Stored entries
------------------------------------------------

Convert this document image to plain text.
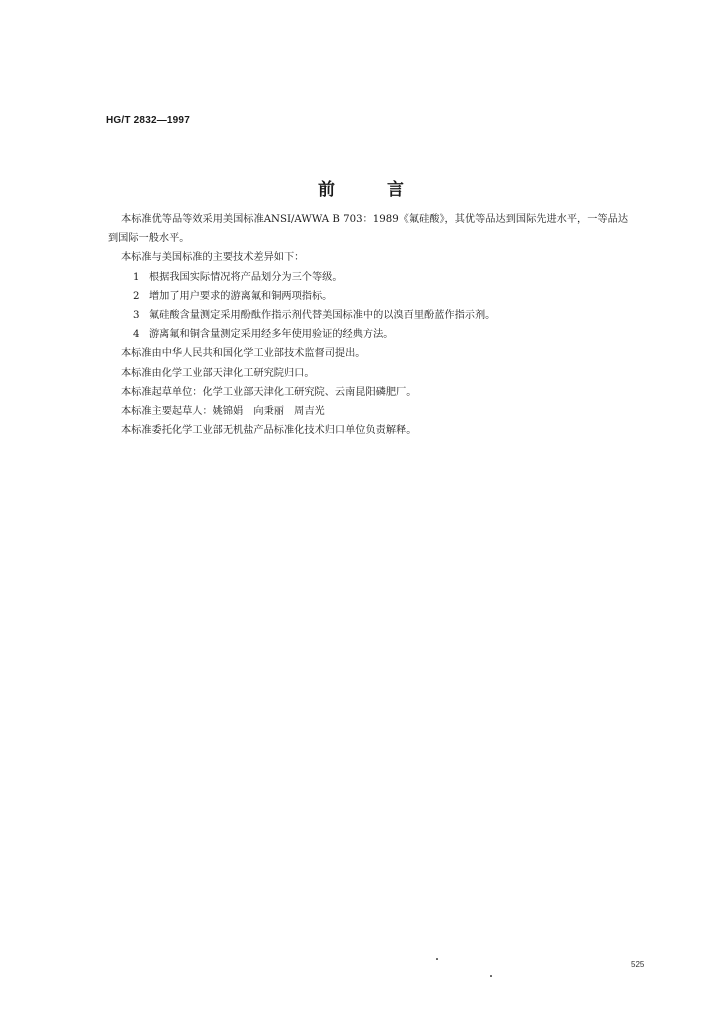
HG/T 2832—1997
前	言

本标准优等品等效采用美国标准ANSI/AWWA B 703：1989《氟硅酸》，其优等品达到国际先进水平，一等品达到国际一般水平。

本标准与美国标准的主要技术差异如下：

1 根据我国实际情况将产品划分为三个等级。

2 增加了用户要求的游离氟和铜两项指标。

3 氟硅酸含量测定采用酚酞作指示剂代替美国标准中的以溴百里酚蓝作指示剂。

4 游离氟和铜含量测定采用经多年使用验证的经典方法。

本标准由中华人民共和国化学工业部技术监督司提出。

本标准由化学工业部天津化工研究院归口。

本标准起草单位：化学工业部天津化工研究院、云南昆阳磷肥厂。

本标准主要起草人：姚锦娟　向秉丽　周吉光

本标准委托化学工业部无机盐产品标准化技术归口单位负责解释。

525
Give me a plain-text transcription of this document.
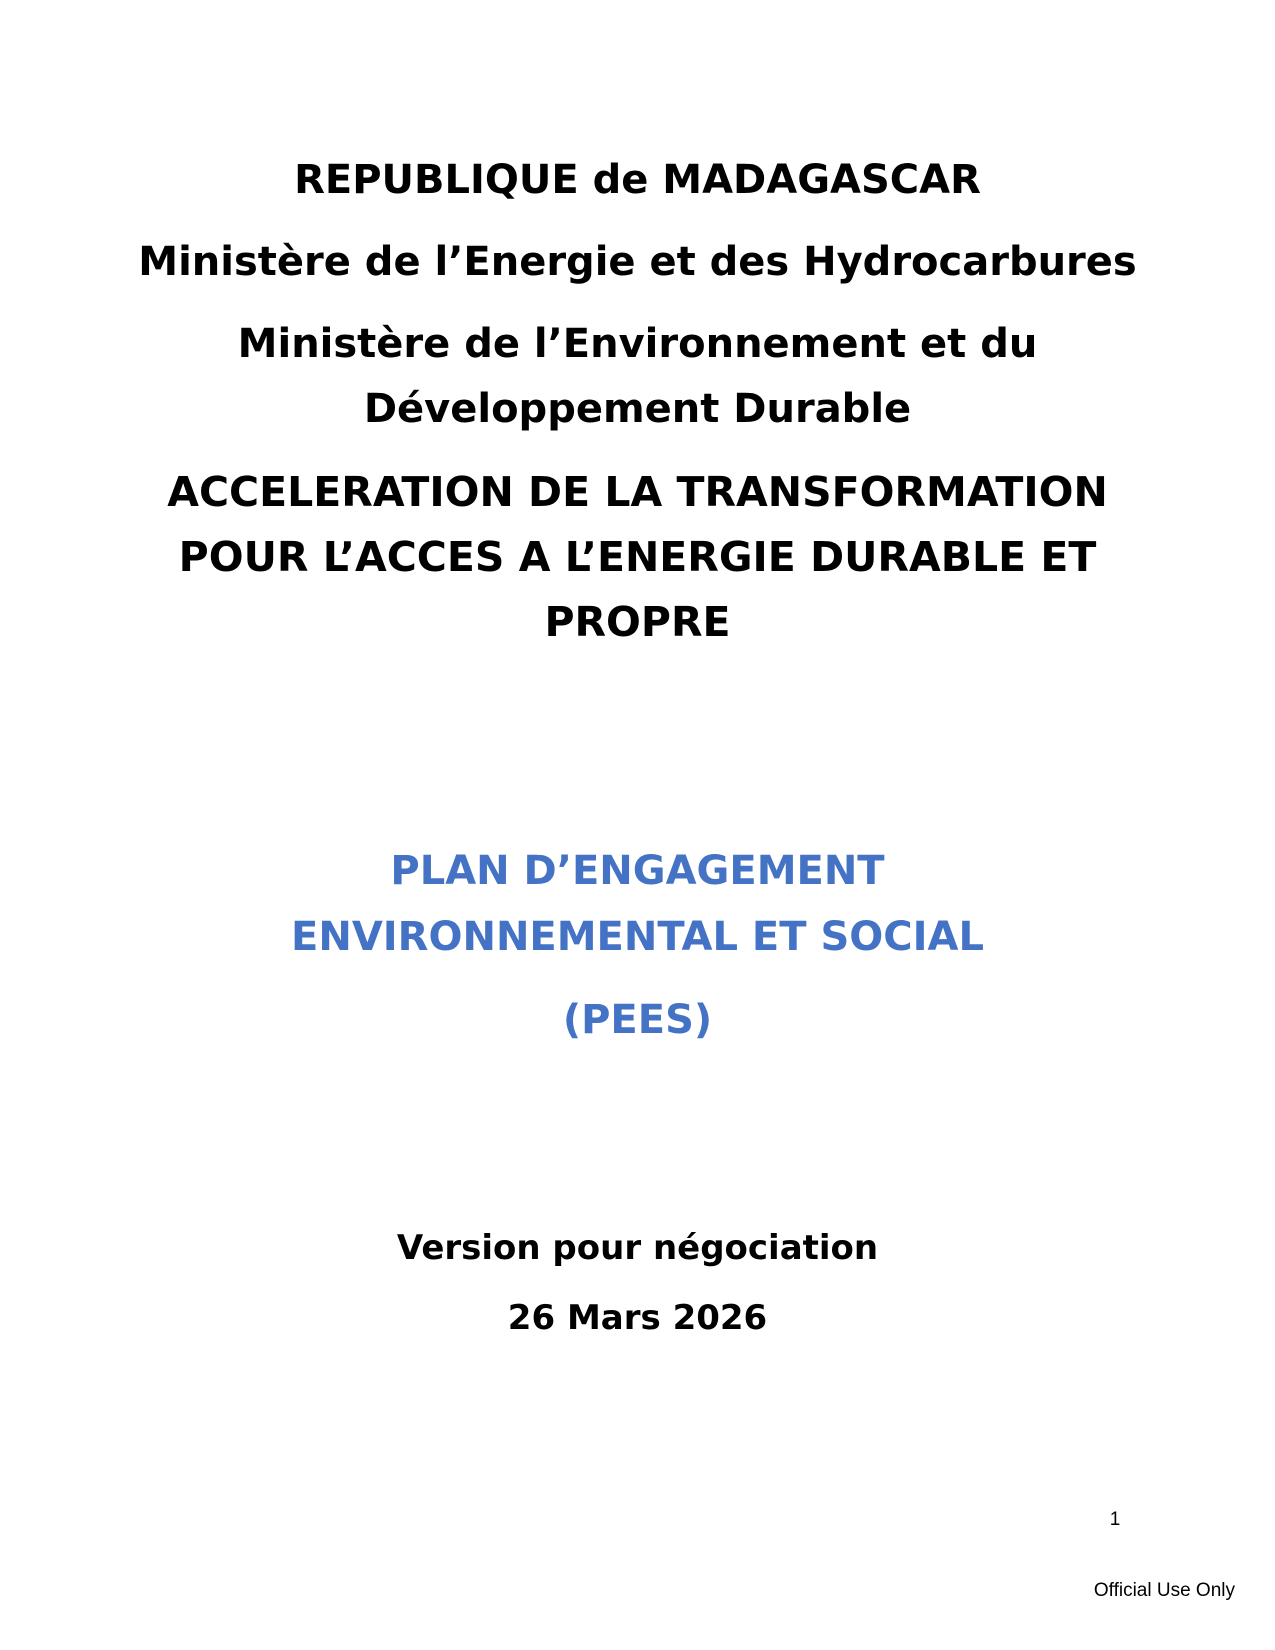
REPUBLIQUE de MADAGASCAR
Ministère de l’Energie et des Hydrocarbures
Ministère de l’Environnement et du
Développement Durable
ACCELERATION DE LA TRANSFORMATION
POUR L’ACCES A L’ENERGIE DURABLE ET
PROPRE
PLAN D’ENGAGEMENT
ENVIRONNEMENTAL ET SOCIAL
(PEES)
Version pour négociation
26 Mars 2026
1
Official Use Only
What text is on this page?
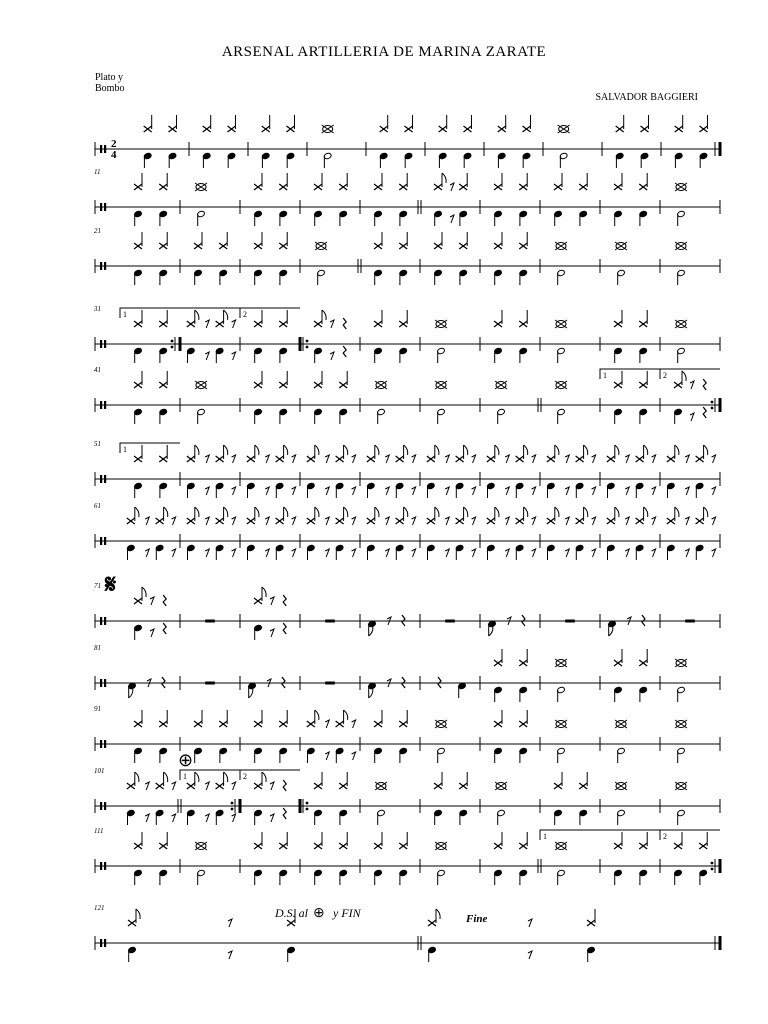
ARSENAL ARTILLERIA DE MARINA ZARATE
Plato y
Bombo
SALVADOR BAGGIERI
2
4
11
21
31
41
51
61
71
81
91
101
111
121
1	2
1	2
1
1	2
1	2
𝄋
⊕
D.S. al ⊕ y FIN	Fine
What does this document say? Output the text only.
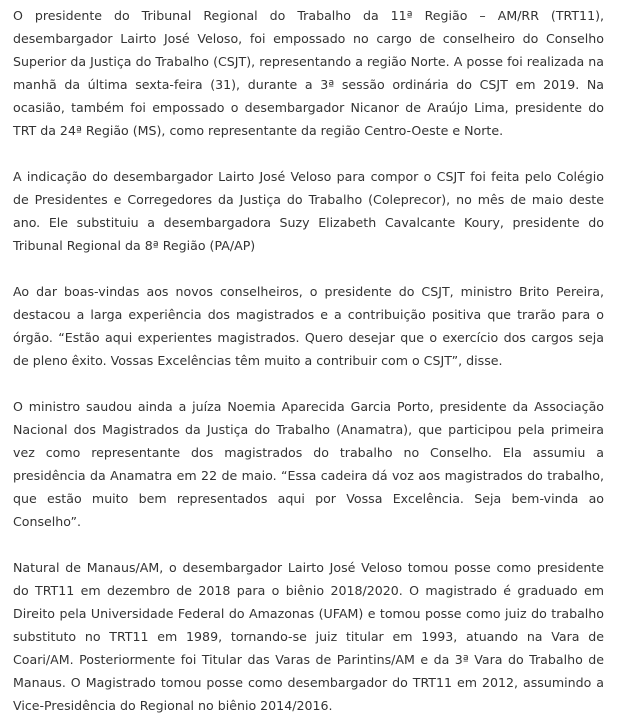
O presidente do Tribunal Regional do Trabalho da 11ª Região – AM/RR (TRT11), desembargador Lairto José Veloso, foi empossado no cargo de conselheiro do Conselho Superior da Justiça do Trabalho (CSJT), representando a região Norte. A posse foi realizada na manhã da última sexta-feira (31), durante a 3ª sessão ordinária do CSJT em 2019. Na ocasião, também foi empossado o desembargador Nicanor de Araújo Lima, presidente do TRT da 24ª Região (MS), como representante da região Centro-Oeste e Norte.

A indicação do desembargador Lairto José Veloso para compor o CSJT foi feita pelo Colégio de Presidentes e Corregedores da Justiça do Trabalho (Coleprecor), no mês de maio deste ano. Ele substituiu a desembargadora Suzy Elizabeth Cavalcante Koury, presidente do Tribunal Regional da 8ª Região (PA/AP)

Ao dar boas-vindas aos novos conselheiros, o presidente do CSJT, ministro Brito Pereira, destacou a larga experiência dos magistrados e a contribuição positiva que trarão para o órgão. “Estão aqui experientes magistrados. Quero desejar que o exercício dos cargos seja de pleno êxito. Vossas Excelências têm muito a contribuir com o CSJT”, disse.

O ministro saudou ainda a juíza Noemia Aparecida Garcia Porto, presidente da Associação Nacional dos Magistrados da Justiça do Trabalho (Anamatra), que participou pela primeira vez como representante dos magistrados do trabalho no Conselho. Ela assumiu a presidência da Anamatra em 22 de maio. “Essa cadeira dá voz aos magistrados do trabalho, que estão muito bem representados aqui por Vossa Excelência. Seja bem-vinda ao Conselho”.

Natural de Manaus/AM, o desembargador Lairto José Veloso tomou posse como presidente do TRT11 em dezembro de 2018 para o biênio 2018/2020. O magistrado é graduado em Direito pela Universidade Federal do Amazonas (UFAM) e tomou posse como juiz do trabalho substituto no TRT11 em 1989, tornando-se juiz titular em 1993, atuando na Vara de Coari/AM. Posteriormente foi Titular das Varas de Parintins/AM e da 3ª Vara do Trabalho de Manaus. O Magistrado tomou posse como desembargador do TRT11 em 2012, assumindo a Vice-Presidência do Regional no biênio 2014/2016.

------------------------------------------------

#### Problem to solve:
Extract each line from the listing that holds the word "Ministère".

#### Task answer:
Ministère de l’Energie et des Hydrocarbures
Ministère de l’Environnement et du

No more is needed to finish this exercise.